• **JOBS**
• 1. Render this sentence from the Lancaster Bible College profile below in Spanish: "Fall is genuinely beautiful in this part of Pennsylvania."
• 2. Please carry on the Lancaster Bible College profile below, picking up right after its last sentence.

• **DOCUMENT EXTRACT**
Lancaster Bible College is a small, faith-centered institution where Christianity isn't a heritage label — it's the organizing principle of daily life. With about 1,511 undergraduates on a suburban Lancaster campus, LBC operates as an intentionally Christian community where Bible courses are required, chapel attendance is expected, and professors openly integrate faith into every discipline. This is a school for students who want their college experience shaped by evangelical Christian commitment — not students who want faith available as one option among many. If you're looking for a place where your teammates, roommates, and professors share a serious Christian worldview, and where being a student-athlete at the D3 level means balancing competition with spiritual formation, LBC delivers that with unusual consistency.
Location & Setting
Lancaster Bible College sits on about 100 acres in suburban Lancaster, Pennsylvania — not downtown, but on the southeastern edge of the city along Eden Road. The campus feels set apart, with green space and a somewhat self-contained feel, but you're only a few minutes' drive from Lancaster's genuinely appealing downtown, which has become a destination for food, local shops, and arts over the past decade. Lancaster County itself is famous for its Amish country, farmland, and rolling hills — the surrounding area is more rural than suburban once you get a few miles out. Philadelphia is about 70 miles east (roughly 90 minutes), and Harrisburg is 40 minutes northwest. The area is affordable by East Coast standards, and there's more to do in Lancaster proper than most people expect — good restaurants, a farmers market that's been running since the 1730s, and a growing arts scene.
Where Students Live & How They Get Around
LBC is a residential campus, especially for underclassmen. Freshmen and sophomores are generally required to live on campus, and a meaningful majority of the student body does. Dorms are traditional residence halls with community life programming tied to the school's faith mission — RAs serve a quasi-pastoral role. Upperclassmen can move off campus, and some rent houses or apartments in the Lancaster area, which is affordable. A car is helpful but not strictly necessary if your life revolves around campus. The campus itself is walkable, and most of what you need day-to-day is on-site. Lancaster's winters are real — cold, some snow, gray stretches from December through February — and summers are warm and humid. Fall is genuinely beautiful in this part of Pennsylvania.
Campus Culture & Community
This is where LBC diverges most sharply from a typical D3 liberal arts college. There is no Greek life — it doesn't exist here. Social life revolves around residence hall communities, student ministry groups, campus events, and friend groups formed through shared classes and teams. Friday and Saturday nights might mean a campus event, a worship gathering, a movie night in someone's dorm, or heading into Lancaster for food. The campus is a dry campus — no alcohol — and the student conduct expectations (called "community standards" or similar) reflect conservative evangelical values. Students sign a lifestyle agreement. The culture is warm and tight-knit in a way that smaller Christian colleges often are: people know each other, professors know your name, and there's a genuine sense of being part of a shared mission. School spirit exists but is more community-oriented than rah-rah — you'll see people show up for games and cheer on friends, but this isn't a place where athletics dominate campus identity. Chapel services are a genuine gathering point, not just a box to check, and many students describe the community as the best part of their experience.

• **DATA**
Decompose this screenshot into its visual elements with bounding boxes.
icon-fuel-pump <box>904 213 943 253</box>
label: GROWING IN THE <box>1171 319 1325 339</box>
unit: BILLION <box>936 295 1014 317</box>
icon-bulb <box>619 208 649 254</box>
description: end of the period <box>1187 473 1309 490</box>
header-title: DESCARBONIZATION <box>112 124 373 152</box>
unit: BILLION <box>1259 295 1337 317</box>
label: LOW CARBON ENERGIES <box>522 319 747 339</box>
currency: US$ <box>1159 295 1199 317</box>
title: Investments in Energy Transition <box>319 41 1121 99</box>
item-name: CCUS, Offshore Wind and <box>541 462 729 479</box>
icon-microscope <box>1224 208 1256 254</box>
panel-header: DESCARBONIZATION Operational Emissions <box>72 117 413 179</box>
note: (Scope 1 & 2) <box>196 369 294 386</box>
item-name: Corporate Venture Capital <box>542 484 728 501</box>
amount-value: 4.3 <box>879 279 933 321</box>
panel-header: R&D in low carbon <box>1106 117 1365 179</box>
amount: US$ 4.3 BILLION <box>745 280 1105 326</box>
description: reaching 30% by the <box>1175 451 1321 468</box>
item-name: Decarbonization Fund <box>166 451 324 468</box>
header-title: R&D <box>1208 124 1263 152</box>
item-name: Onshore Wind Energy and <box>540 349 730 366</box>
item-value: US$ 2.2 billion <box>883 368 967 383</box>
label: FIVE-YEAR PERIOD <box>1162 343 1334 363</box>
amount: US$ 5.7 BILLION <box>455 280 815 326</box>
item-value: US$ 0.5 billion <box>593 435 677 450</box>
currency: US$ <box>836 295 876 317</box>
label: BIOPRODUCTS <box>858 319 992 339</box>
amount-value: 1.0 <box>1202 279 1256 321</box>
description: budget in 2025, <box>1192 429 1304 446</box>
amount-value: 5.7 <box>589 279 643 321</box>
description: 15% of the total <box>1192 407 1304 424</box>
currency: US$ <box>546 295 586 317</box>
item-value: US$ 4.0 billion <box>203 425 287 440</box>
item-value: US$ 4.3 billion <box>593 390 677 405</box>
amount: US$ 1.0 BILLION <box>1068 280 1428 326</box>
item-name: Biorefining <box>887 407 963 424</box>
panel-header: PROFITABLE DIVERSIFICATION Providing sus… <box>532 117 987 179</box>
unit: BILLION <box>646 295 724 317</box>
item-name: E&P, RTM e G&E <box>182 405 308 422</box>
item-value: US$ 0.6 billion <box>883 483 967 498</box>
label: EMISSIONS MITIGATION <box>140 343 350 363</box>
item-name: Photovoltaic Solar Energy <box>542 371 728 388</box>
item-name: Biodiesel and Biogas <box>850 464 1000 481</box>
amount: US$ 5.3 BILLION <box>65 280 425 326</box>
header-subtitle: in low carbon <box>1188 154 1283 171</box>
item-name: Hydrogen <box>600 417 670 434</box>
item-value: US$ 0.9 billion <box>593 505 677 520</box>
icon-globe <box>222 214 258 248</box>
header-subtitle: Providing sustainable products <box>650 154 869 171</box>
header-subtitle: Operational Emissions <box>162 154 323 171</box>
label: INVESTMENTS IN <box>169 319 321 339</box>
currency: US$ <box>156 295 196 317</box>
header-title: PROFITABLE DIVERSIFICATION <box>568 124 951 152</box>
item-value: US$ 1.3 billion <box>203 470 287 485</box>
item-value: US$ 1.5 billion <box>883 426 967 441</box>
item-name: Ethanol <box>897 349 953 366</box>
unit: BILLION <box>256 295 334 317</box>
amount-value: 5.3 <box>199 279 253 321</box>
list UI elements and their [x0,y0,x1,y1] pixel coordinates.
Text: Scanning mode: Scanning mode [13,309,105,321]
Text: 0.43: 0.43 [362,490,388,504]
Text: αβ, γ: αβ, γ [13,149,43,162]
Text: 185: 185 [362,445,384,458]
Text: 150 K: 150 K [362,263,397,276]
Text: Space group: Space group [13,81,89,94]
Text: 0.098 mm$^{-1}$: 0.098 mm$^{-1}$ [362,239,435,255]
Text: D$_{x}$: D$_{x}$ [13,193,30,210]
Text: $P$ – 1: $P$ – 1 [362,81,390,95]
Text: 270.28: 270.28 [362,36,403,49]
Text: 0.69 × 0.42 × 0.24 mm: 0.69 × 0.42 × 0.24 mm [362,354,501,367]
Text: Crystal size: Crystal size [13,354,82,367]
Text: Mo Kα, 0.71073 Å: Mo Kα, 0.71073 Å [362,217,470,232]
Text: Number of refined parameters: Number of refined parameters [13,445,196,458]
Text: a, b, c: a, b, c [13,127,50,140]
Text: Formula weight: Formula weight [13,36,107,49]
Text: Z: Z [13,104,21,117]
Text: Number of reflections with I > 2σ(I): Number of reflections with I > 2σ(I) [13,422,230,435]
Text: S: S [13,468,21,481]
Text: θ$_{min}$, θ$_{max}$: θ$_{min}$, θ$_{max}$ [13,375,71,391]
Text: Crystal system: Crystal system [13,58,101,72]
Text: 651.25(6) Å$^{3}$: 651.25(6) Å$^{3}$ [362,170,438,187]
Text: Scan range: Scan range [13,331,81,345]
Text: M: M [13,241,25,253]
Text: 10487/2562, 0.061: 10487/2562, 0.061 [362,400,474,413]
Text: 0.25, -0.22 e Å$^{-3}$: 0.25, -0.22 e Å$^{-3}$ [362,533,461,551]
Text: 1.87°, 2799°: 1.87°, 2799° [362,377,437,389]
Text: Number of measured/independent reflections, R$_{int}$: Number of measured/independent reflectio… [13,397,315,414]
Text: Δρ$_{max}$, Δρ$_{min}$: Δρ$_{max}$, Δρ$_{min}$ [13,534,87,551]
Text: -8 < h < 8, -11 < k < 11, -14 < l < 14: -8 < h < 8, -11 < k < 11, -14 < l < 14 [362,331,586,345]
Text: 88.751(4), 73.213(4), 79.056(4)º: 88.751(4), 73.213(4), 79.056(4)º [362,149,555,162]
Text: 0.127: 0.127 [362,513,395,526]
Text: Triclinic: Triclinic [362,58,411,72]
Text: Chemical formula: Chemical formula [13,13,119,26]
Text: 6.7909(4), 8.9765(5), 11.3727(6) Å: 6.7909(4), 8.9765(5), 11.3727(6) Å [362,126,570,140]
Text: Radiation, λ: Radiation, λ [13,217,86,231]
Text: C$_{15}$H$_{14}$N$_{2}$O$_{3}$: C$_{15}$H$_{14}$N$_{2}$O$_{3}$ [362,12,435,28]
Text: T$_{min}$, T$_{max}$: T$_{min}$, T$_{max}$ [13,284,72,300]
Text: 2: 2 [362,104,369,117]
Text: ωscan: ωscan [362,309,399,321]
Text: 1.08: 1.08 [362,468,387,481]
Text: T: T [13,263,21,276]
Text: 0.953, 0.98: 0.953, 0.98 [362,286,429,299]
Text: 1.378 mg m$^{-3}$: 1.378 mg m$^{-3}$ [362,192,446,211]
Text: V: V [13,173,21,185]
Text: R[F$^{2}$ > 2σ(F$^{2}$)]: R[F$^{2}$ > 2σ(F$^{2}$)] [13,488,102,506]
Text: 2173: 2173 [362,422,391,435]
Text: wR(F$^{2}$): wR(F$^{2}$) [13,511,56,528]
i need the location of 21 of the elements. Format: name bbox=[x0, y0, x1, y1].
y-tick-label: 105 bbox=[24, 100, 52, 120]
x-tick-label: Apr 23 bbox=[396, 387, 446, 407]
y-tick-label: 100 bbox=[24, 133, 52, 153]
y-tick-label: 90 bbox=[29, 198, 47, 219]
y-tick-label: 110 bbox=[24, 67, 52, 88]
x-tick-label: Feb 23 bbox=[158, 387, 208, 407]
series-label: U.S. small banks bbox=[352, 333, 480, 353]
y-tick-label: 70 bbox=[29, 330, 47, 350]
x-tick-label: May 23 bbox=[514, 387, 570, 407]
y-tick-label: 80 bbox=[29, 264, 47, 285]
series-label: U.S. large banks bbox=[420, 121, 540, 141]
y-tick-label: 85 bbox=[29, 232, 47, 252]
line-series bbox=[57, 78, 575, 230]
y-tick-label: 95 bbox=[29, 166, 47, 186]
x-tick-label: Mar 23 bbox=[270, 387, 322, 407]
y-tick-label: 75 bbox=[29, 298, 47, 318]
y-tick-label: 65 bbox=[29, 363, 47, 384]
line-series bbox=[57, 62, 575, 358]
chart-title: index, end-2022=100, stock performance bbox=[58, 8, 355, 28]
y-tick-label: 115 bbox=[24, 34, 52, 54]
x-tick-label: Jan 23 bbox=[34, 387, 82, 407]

• **THE REPLIES**
• 1. El otoño es verdaderamente hermoso en esta parte de Pensilvania.

• 2.
Mission & Values
LBC's mission is explicitly to educate students to "think and live a biblical worldview." This isn't background music — it's the curriculum. Every student takes a substantial sequence of Bible and theology courses regardless of major. Professors across all departments are expected to integrate Christian faith into their teaching. The school invests heavily in spiritual formation: chapel, mentoring, service opportunities, and mission trips are woven into the experience. Students consistently describe feeling known and personally invested in by faculty and staff. There's a strong service ethos — local outreach, short-term missions, and community engagement are common. For a student who shares this faith commitment, the environment can feel deeply supportive and formative. For a student who doesn't, or who is questioning, the experience would feel significantly constrained. This is an institution where religion shapes daily life in concrete, visible ways.
Student Body
The student body draws primarily from the Mid-Atlantic and Northeast — Pennsylvania, New Jersey, Maryland, New York — with some national representation. Students tend to come from evangelical Christian backgrounds and are choosing LBC specifically for its faith integration. The typical vibe is earnest, community-minded, and service-oriented. Politically and socially, the campus leans conservative, consistent with its theological commitments. Racial and ethnic diversity has been growing but remains limited compared to secular institutions of similar size. Most students share a common frame of reference around faith, which creates a cohesive but relatively homogeneous social environment. Students who thrive here tend to be those who want their faith to be central to their college experience, not peripheral.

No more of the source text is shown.